## Begin The records
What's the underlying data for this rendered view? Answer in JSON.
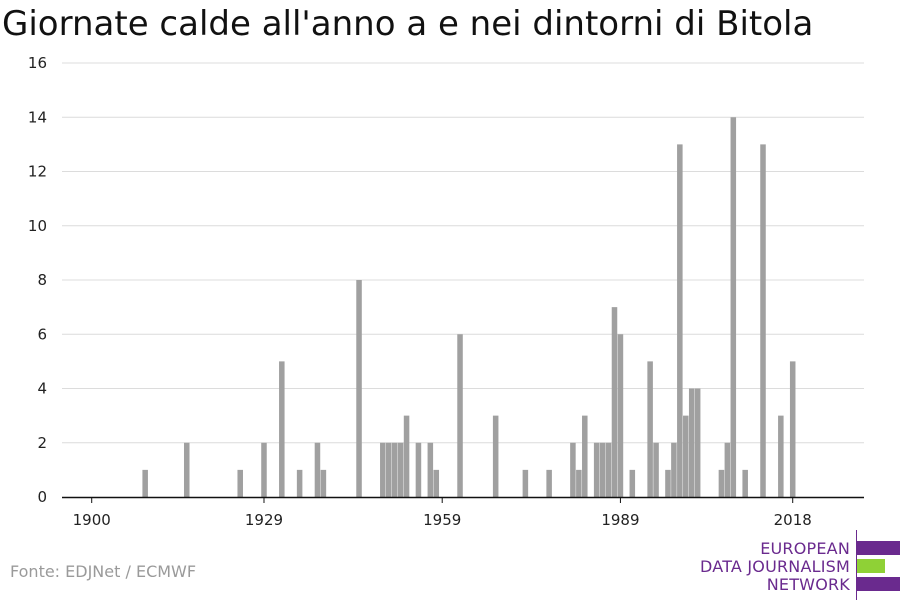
{
  "chart_data": {
    "type": "bar",
    "title": "Giornate calde all'anno a e nei dintorni di Bitola",
    "xlabel": "",
    "ylabel": "",
    "xlim": [
      1895,
      2030
    ],
    "ylim": [
      0,
      16
    ],
    "x_ticks": [
      1900,
      1929,
      1959,
      1989,
      2018
    ],
    "y_ticks": [
      0,
      2,
      4,
      6,
      8,
      10,
      12,
      14,
      16
    ],
    "grid": true,
    "bar_color": "#a0a0a0",
    "x": [
      1909,
      1916,
      1925,
      1929,
      1932,
      1935,
      1938,
      1939,
      1945,
      1949,
      1950,
      1951,
      1952,
      1953,
      1955,
      1957,
      1958,
      1962,
      1968,
      1973,
      1977,
      1981,
      1982,
      1983,
      1985,
      1986,
      1987,
      1988,
      1989,
      1991,
      1994,
      1995,
      1997,
      1998,
      1999,
      2000,
      2001,
      2002,
      2006,
      2007,
      2008,
      2010,
      2013,
      2016,
      2018
    ],
    "values": [
      1,
      2,
      1,
      2,
      5,
      1,
      2,
      1,
      8,
      2,
      2,
      2,
      2,
      3,
      2,
      2,
      1,
      6,
      3,
      1,
      1,
      2,
      1,
      3,
      2,
      2,
      2,
      7,
      6,
      1,
      5,
      2,
      1,
      2,
      13,
      3,
      4,
      4,
      1,
      2,
      14,
      1,
      13,
      3,
      5
    ]
  },
  "source": "Fonte: EDJNet / ECMWF",
  "logo": {
    "line1": "EUROPEAN",
    "line2": "DATA JOURNALISM",
    "line3": "NETWORK",
    "purple": "#6a2a8e",
    "green": "#8fd136"
  }
}
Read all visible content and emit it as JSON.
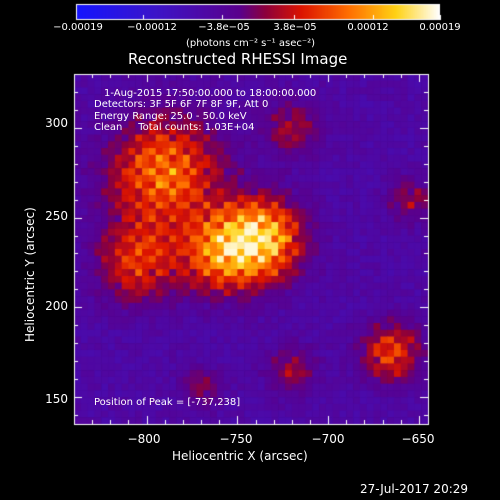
{
  "chart_data": {
    "type": "heatmap",
    "title": "Reconstructed RHESSI Image",
    "xlabel": "Heliocentric X (arcsec)",
    "ylabel": "Heliocentric Y (arcsec)",
    "xlim": [
      -840,
      -645
    ],
    "ylim": [
      135,
      330
    ],
    "x_ticks": [
      -800,
      -750,
      -700,
      -650
    ],
    "x_tick_labels": [
      "−800",
      "−750",
      "−700",
      "−650"
    ],
    "y_ticks": [
      150,
      200,
      250,
      300
    ],
    "y_tick_labels": [
      "150",
      "200",
      "250",
      "300"
    ],
    "colorbar": {
      "range": [
        -0.00019,
        0.00019
      ],
      "ticks": [
        -0.00019,
        -0.00012,
        -3.8e-05,
        3.8e-05,
        0.00012,
        0.00019
      ],
      "tick_labels": [
        "−0.00019",
        "−0.00012",
        "−3.8e−05",
        "3.8e−05",
        "0.00012",
        "0.00019"
      ],
      "unit_label": "(photons cm⁻² s⁻¹ asec⁻²)"
    },
    "annotations": {
      "time_range": "1-Aug-2015 17:50:00.000 to 18:00:00.000",
      "detectors": "Detectors: 3F 5F 6F 7F 8F 9F, Att 0",
      "energy_range": "Energy Range: 25.0 - 50.0 keV",
      "clean_counts": "Clean     Total counts: 1.03E+04",
      "peak": "Position of Peak = [-737,238]"
    },
    "peak_position": [
      -737,
      238
    ],
    "grid": false
  },
  "footer": {
    "timestamp": "27-Jul-2017 20:29"
  }
}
## End The records
Brief: Restate the full listing verbatim and drop every picture.

Right answer:
What's the underlying data for this rendered view? Answer in JSON.
{
  "chart_data": {
    "type": "bar",
    "title": "Giornate calde all'anno a e nei dintorni di Bitola",
    "xlabel": "",
    "ylabel": "",
    "xlim": [
      1895,
      2030
    ],
    "ylim": [
      0,
      16
    ],
    "x_ticks": [
      1900,
      1929,
      1959,
      1989,
      2018
    ],
    "y_ticks": [
      0,
      2,
      4,
      6,
      8,
      10,
      12,
      14,
      16
    ],
    "grid": true,
    "bar_color": "#a0a0a0",
    "x": [
      1909,
      1916,
      1925,
      1929,
      1932,
      1935,
      1938,
      1939,
      1945,
      1949,
      1950,
      1951,
      1952,
      1953,
      1955,
      1957,
      1958,
      1962,
      1968,
      1973,
      1977,
      1981,
      1982,
      1983,
      1985,
      1986,
      1987,
      1988,
      1989,
      1991,
      1994,
      1995,
      1997,
      1998,
      1999,
      2000,
      2001,
      2002,
      2006,
      2007,
      2008,
      2010,
      2013,
      2016,
      2018
    ],
    "values": [
      1,
      2,
      1,
      2,
      5,
      1,
      2,
      1,
      8,
      2,
      2,
      2,
      2,
      3,
      2,
      2,
      1,
      6,
      3,
      1,
      1,
      2,
      1,
      3,
      2,
      2,
      2,
      7,
      6,
      1,
      5,
      2,
      1,
      2,
      13,
      3,
      4,
      4,
      1,
      2,
      14,
      1,
      13,
      3,
      5
    ]
  },
  "source": "Fonte: EDJNet / ECMWF",
  "logo": {
    "line1": "EUROPEAN",
    "line2": "DATA JOURNALISM",
    "line3": "NETWORK",
    "purple": "#6a2a8e",
    "green": "#8fd136"
  }
}
Read all visible content and emit it as JSON.
{
  "chart_data": {
    "type": "heatmap",
    "title": "Reconstructed RHESSI Image",
    "xlabel": "Heliocentric X (arcsec)",
    "ylabel": "Heliocentric Y (arcsec)",
    "xlim": [
      -840,
      -645
    ],
    "ylim": [
      135,
      330
    ],
    "x_ticks": [
      -800,
      -750,
      -700,
      -650
    ],
    "x_tick_labels": [
      "−800",
      "−750",
      "−700",
      "−650"
    ],
    "y_ticks": [
      150,
      200,
      250,
      300
    ],
    "y_tick_labels": [
      "150",
      "200",
      "250",
      "300"
    ],
    "colorbar": {
      "range": [
        -0.00019,
        0.00019
      ],
      "ticks": [
        -0.00019,
        -0.00012,
        -3.8e-05,
        3.8e-05,
        0.00012,
        0.00019
      ],
      "tick_labels": [
        "−0.00019",
        "−0.00012",
        "−3.8e−05",
        "3.8e−05",
        "0.00012",
        "0.00019"
      ],
      "unit_label": "(photons cm⁻² s⁻¹ asec⁻²)"
    },
    "annotations": {
      "time_range": "1-Aug-2015 17:50:00.000 to 18:00:00.000",
      "detectors": "Detectors: 3F 5F 6F 7F 8F 9F, Att 0",
      "energy_range": "Energy Range: 25.0 - 50.0 keV",
      "clean_counts": "Clean     Total counts: 1.03E+04",
      "peak": "Position of Peak = [-737,238]"
    },
    "peak_position": [
      -737,
      238
    ],
    "grid": false
  },
  "footer": {
    "timestamp": "27-Jul-2017 20:29"
  }
}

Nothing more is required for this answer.